REQUIRED WORK
Show each line of the data below that has the string "mail" in it.

-------- RECORDED DATA --------

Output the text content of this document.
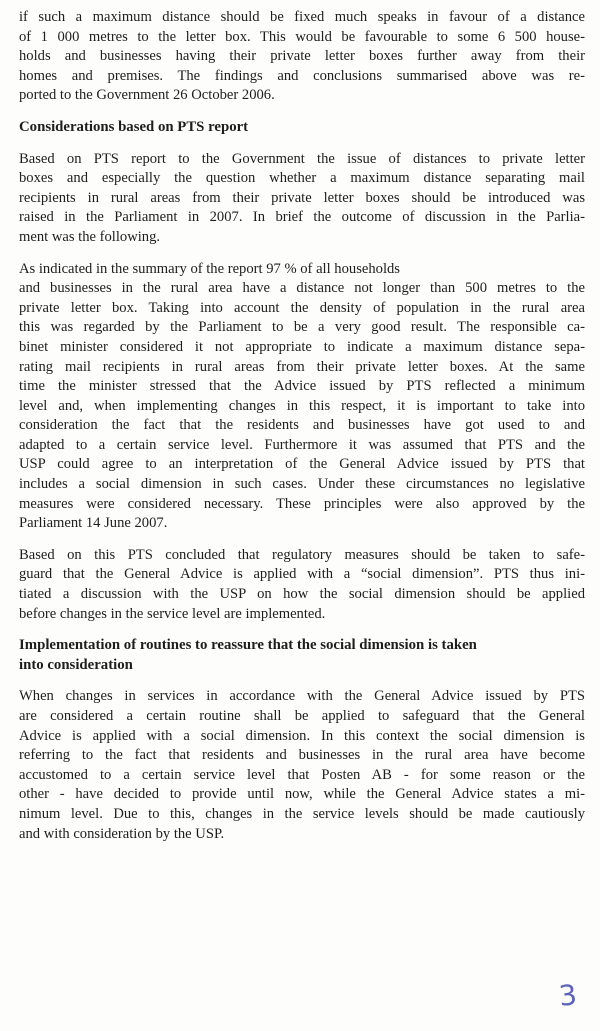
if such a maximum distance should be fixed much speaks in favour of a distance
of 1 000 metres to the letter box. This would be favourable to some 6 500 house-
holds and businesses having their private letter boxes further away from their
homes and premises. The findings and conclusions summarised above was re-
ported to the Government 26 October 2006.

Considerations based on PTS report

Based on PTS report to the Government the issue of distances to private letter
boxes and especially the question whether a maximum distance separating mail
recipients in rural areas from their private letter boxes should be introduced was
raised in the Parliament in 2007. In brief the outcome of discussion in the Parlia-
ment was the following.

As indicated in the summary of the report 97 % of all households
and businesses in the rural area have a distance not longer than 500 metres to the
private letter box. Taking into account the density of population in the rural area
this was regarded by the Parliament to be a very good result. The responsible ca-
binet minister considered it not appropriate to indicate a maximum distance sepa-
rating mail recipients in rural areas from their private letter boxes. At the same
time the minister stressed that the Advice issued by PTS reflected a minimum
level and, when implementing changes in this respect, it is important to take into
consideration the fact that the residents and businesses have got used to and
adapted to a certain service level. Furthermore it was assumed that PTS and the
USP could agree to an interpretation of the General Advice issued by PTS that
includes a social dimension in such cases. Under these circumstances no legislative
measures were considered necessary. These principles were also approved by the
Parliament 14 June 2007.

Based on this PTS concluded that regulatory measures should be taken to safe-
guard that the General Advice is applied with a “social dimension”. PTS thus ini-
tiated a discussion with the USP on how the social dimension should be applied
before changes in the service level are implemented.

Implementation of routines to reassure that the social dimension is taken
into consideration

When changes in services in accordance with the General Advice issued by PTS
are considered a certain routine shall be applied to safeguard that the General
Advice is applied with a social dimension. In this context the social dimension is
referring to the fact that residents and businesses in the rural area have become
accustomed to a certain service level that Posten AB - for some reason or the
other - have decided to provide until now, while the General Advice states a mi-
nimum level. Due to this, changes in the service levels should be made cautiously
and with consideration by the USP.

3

--------
-------- RECORDED DATA --------

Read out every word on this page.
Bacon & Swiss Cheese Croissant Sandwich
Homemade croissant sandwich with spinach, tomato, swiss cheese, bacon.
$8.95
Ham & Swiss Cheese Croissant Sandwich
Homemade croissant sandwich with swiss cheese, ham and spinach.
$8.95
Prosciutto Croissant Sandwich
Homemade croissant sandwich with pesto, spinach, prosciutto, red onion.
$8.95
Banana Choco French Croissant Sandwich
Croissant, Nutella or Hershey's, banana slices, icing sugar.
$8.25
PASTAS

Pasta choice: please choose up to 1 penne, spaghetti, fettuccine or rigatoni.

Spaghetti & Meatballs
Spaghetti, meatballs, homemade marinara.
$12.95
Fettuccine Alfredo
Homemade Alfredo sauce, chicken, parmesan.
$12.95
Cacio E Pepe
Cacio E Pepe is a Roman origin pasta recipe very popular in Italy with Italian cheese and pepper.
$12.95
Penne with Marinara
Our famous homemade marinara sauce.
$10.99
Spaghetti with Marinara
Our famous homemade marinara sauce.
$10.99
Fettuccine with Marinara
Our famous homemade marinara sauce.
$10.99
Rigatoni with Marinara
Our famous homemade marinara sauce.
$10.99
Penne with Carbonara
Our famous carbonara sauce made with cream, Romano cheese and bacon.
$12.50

--------

EXERCISE OUTPUT
boxes and especially the question whether a maximum distance separating mail
rating mail recipients in rural areas from their private letter boxes. At the same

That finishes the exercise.